• Set task: In full and without deviation, write out the entries that follow.

■ ■ ■ ■ ■ ■ ■

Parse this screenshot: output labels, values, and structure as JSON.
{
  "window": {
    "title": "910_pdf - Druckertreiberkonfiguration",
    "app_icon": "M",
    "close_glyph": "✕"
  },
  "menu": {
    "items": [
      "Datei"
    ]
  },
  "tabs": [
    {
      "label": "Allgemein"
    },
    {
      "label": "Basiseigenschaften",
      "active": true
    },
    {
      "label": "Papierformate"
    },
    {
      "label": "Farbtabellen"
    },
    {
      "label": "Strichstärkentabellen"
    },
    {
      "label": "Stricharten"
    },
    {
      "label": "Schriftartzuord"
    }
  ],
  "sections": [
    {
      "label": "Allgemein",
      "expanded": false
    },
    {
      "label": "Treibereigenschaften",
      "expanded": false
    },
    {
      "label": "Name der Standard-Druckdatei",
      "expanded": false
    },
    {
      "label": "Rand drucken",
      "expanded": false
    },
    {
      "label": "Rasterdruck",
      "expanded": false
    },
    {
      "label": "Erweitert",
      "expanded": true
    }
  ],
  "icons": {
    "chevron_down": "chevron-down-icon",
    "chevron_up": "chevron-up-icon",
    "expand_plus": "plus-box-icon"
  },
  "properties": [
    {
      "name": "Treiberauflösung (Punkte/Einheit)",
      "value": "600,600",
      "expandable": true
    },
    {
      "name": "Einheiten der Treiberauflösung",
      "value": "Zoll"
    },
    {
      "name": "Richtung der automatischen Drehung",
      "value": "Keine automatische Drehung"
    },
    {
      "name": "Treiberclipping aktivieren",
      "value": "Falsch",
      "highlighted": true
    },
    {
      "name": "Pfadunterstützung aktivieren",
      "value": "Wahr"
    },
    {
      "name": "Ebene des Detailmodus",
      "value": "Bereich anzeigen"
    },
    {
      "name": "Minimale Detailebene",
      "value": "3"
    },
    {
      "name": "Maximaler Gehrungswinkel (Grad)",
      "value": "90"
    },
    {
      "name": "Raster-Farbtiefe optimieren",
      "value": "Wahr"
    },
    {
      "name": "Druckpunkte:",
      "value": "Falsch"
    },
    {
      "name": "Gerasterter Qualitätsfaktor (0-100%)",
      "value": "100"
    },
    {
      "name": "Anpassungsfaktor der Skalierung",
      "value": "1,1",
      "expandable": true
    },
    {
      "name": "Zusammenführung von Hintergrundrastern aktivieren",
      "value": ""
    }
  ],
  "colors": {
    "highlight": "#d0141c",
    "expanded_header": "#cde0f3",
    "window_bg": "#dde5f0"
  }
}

■ ■ ■ ■ ■ ■ ■

• Exercise output:
Parse this screenshot: output labels, values, and structure as JSON.
{
  "window": {
    "title": "910_pdf - Druckertreiberkonfiguration",
    "app_icon": "M",
    "close_glyph": "✕"
  },
  "menu": {
    "items": [
      "Datei"
    ]
  },
  "tabs": [
    {
      "label": "Allgemein"
    },
    {
      "label": "Basiseigenschaften",
      "active": true
    },
    {
      "label": "Papierformate"
    },
    {
      "label": "Farbtabellen"
    },
    {
      "label": "Strichstärkentabellen"
    },
    {
      "label": "Stricharten"
    },
    {
      "label": "Schriftartzuord"
    }
  ],
  "sections": [
    {
      "label": "Allgemein",
      "expanded": false
    },
    {
      "label": "Treibereigenschaften",
      "expanded": false
    },
    {
      "label": "Name der Standard-Druckdatei",
      "expanded": false
    },
    {
      "label": "Rand drucken",
      "expanded": false
    },
    {
      "label": "Rasterdruck",
      "expanded": false
    },
    {
      "label": "Erweitert",
      "expanded": true
    }
  ],
  "icons": {
    "chevron_down": "chevron-down-icon",
    "chevron_up": "chevron-up-icon",
    "expand_plus": "plus-box-icon"
  },
  "properties": [
    {
      "name": "Treiberauflösung (Punkte/Einheit)",
      "value": "600,600",
      "expandable": true
    },
    {
      "name": "Einheiten der Treiberauflösung",
      "value": "Zoll"
    },
    {
      "name": "Richtung der automatischen Drehung",
      "value": "Keine automatische Drehung"
    },
    {
      "name": "Treiberclipping aktivieren",
      "value": "Falsch",
      "highlighted": true
    },
    {
      "name": "Pfadunterstützung aktivieren",
      "value": "Wahr"
    },
    {
      "name": "Ebene des Detailmodus",
      "value": "Bereich anzeigen"
    },
    {
      "name": "Minimale Detailebene",
      "value": "3"
    },
    {
      "name": "Maximaler Gehrungswinkel (Grad)",
      "value": "90"
    },
    {
      "name": "Raster-Farbtiefe optimieren",
      "value": "Wahr"
    },
    {
      "name": "Druckpunkte:",
      "value": "Falsch"
    },
    {
      "name": "Gerasterter Qualitätsfaktor (0-100%)",
      "value": "100"
    },
    {
      "name": "Anpassungsfaktor der Skalierung",
      "value": "1,1",
      "expandable": true
    },
    {
      "name": "Zusammenführung von Hintergrundrastern aktivieren",
      "value": ""
    }
  ],
  "colors": {
    "highlight": "#d0141c",
    "expanded_header": "#cde0f3",
    "window_bg": "#dde5f0"
  }
}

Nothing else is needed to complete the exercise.